■ Exercise prompt:
Show all lines from the data that include the word "следующее".

Stored entries
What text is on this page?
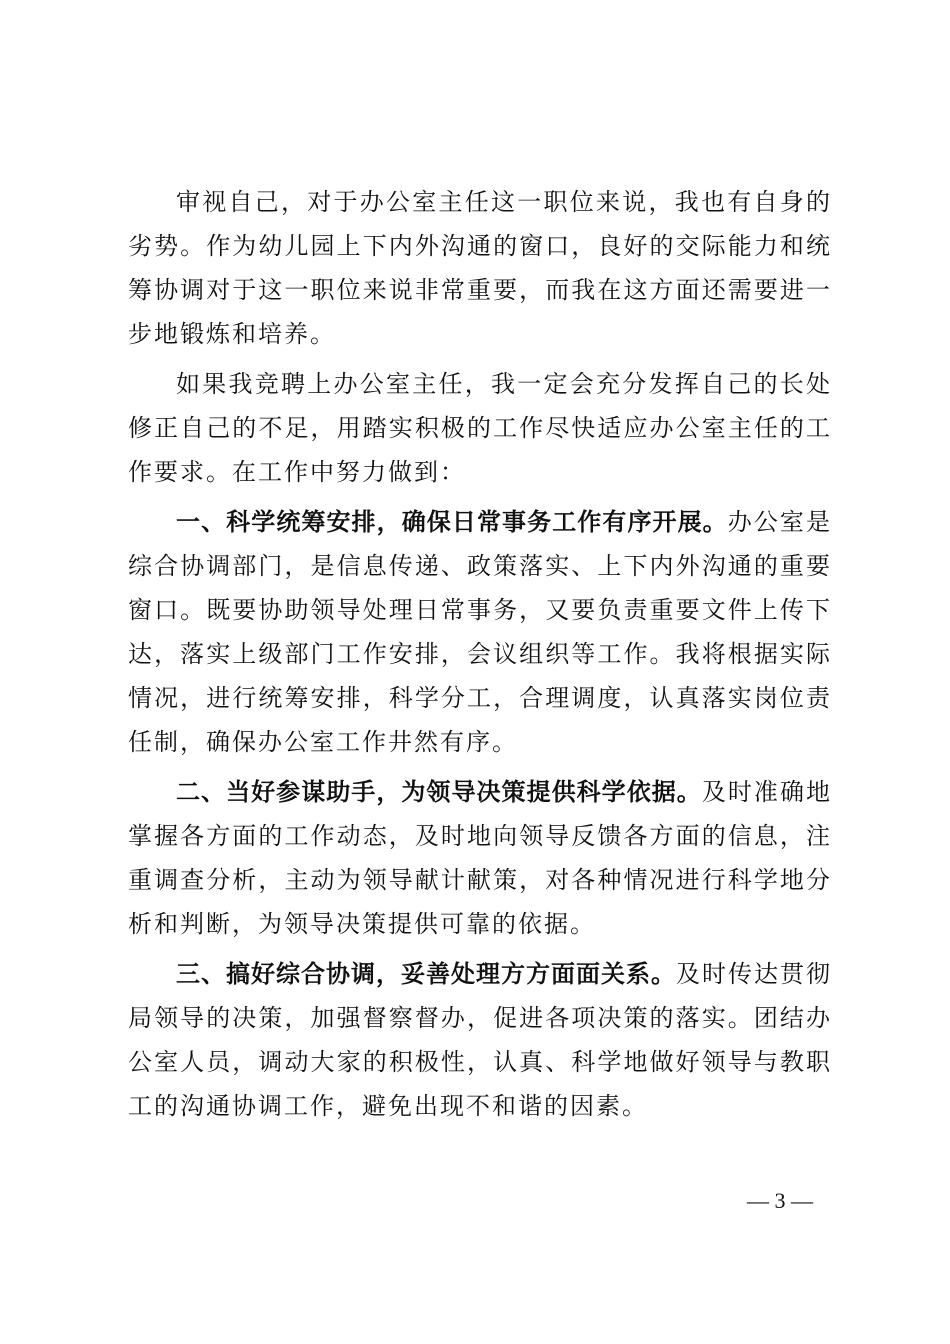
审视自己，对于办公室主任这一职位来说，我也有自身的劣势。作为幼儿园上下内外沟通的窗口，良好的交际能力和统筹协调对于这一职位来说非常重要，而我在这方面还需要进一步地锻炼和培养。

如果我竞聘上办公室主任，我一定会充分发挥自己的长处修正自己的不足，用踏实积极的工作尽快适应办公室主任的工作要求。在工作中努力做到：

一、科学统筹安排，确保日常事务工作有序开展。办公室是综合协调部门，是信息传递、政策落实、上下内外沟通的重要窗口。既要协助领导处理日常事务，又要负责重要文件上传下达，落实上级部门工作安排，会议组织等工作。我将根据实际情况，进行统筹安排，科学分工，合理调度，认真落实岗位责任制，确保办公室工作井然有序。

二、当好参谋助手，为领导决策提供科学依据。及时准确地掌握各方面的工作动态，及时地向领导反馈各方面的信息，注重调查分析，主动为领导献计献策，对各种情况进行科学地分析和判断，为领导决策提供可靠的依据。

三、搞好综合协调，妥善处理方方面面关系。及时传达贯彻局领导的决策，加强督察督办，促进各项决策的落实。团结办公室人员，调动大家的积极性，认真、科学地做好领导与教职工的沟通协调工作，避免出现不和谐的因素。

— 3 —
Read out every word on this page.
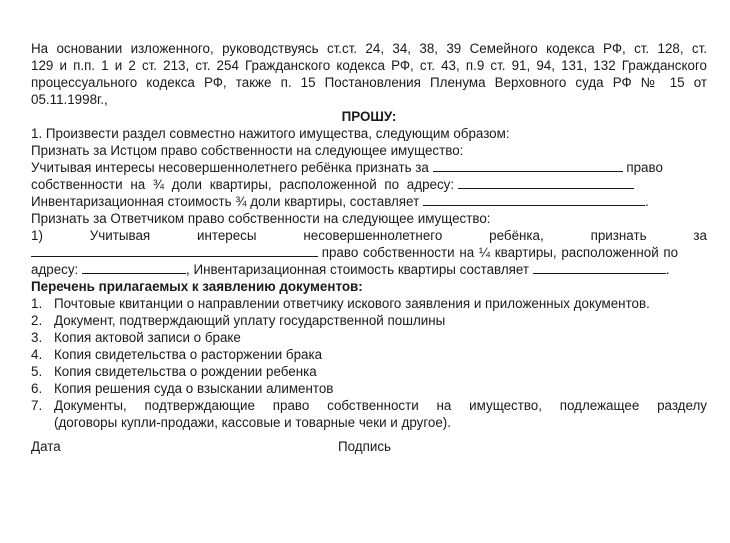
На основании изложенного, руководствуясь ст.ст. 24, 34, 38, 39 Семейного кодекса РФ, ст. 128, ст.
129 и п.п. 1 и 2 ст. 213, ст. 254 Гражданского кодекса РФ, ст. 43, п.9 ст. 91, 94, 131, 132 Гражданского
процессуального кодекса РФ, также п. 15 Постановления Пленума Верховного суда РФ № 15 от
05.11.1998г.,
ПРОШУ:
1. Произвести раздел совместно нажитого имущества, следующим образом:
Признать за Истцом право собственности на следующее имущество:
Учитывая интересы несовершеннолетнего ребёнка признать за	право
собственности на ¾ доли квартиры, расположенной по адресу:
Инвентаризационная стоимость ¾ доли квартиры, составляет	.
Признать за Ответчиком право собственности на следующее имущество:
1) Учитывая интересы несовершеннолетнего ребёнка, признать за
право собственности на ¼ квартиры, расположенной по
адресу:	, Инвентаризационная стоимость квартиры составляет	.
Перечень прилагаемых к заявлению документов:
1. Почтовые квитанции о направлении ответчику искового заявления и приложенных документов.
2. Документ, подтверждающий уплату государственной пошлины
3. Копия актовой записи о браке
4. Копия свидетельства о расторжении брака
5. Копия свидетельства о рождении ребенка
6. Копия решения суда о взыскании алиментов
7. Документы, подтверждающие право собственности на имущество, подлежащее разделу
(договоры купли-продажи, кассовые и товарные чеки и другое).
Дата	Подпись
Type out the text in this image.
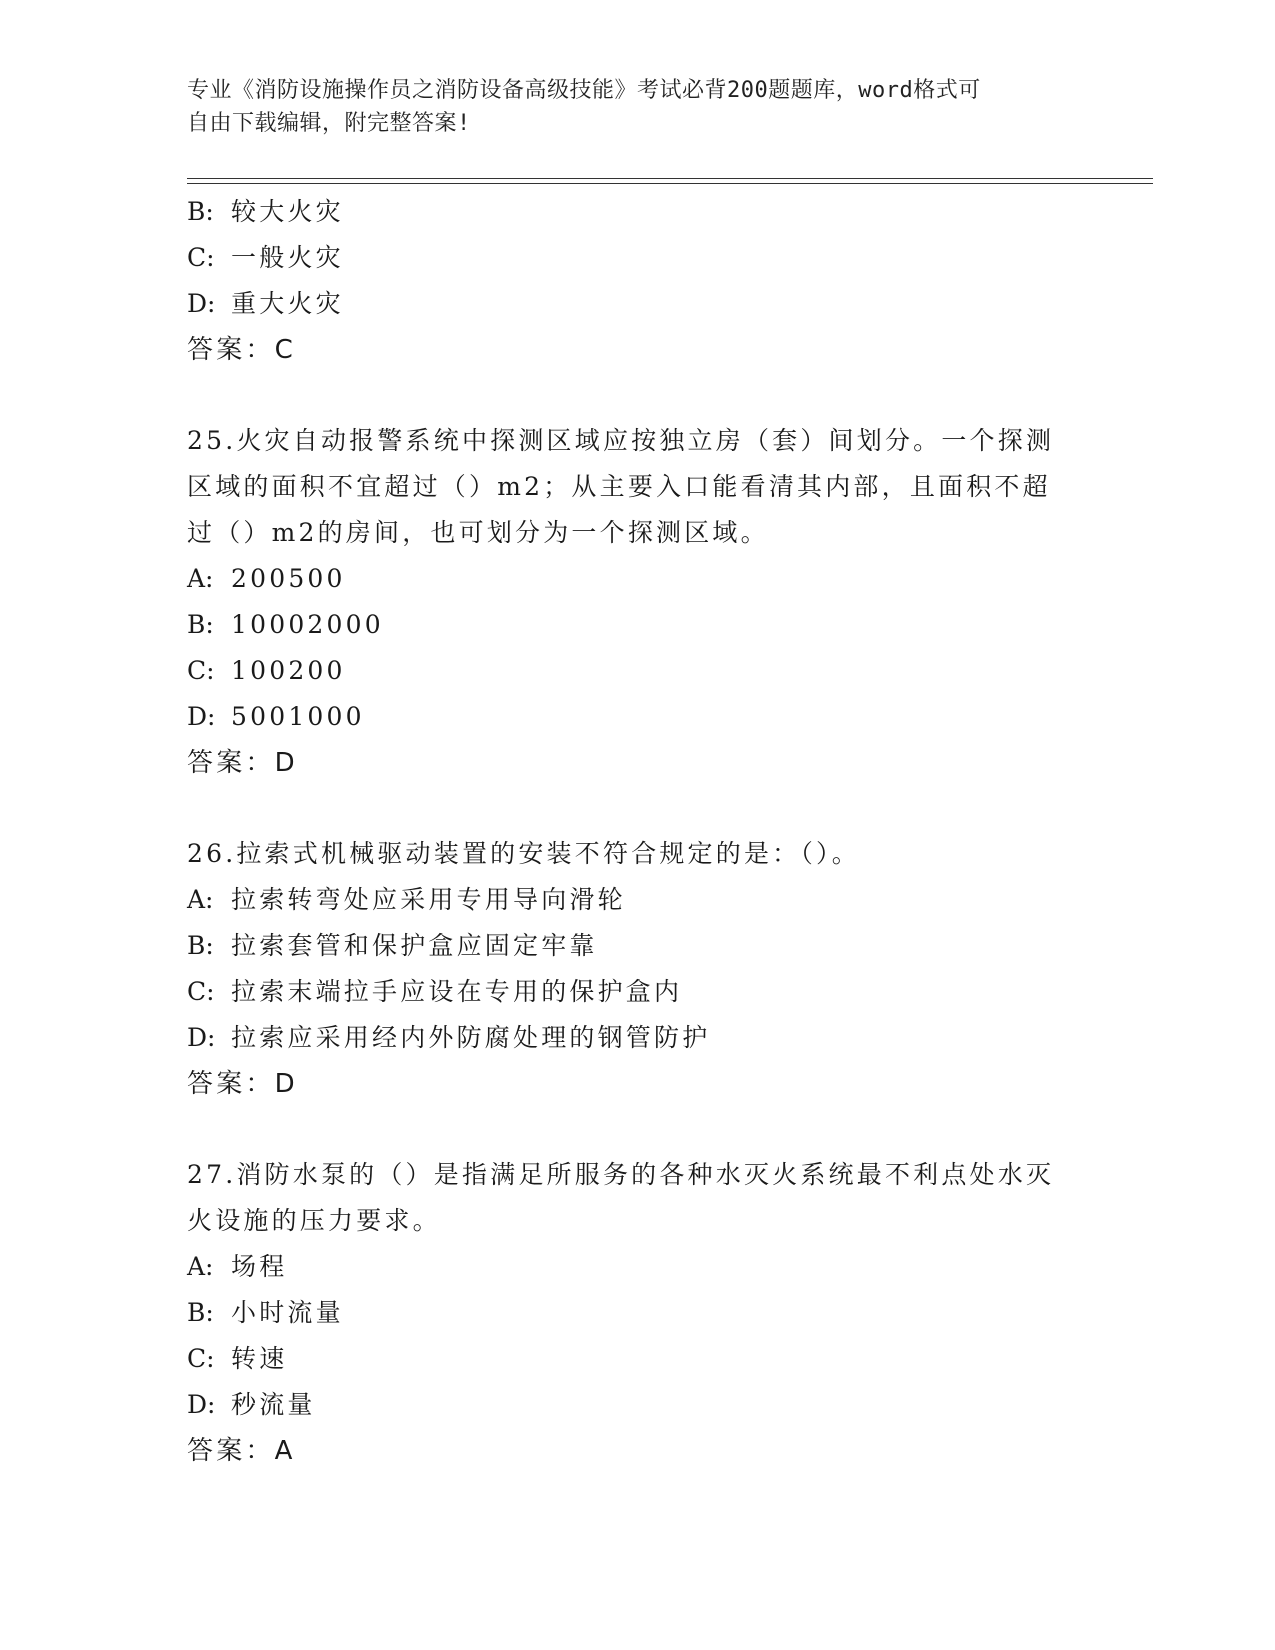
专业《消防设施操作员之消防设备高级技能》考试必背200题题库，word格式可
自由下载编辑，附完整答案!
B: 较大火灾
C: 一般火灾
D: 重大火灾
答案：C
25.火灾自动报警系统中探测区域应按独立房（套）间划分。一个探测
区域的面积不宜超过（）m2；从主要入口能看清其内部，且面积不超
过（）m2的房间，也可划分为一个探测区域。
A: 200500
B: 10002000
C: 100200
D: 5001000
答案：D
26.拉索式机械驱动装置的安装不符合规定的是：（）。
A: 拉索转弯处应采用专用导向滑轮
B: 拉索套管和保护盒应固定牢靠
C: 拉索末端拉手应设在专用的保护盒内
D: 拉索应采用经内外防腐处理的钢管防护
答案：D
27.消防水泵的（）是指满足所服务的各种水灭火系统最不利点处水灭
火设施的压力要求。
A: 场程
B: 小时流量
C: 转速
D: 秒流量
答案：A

■ Problem solution:
Признать за Истцом право собственности на следующее имущество:
Признать за Ответчиком право собственности на следующее имущество:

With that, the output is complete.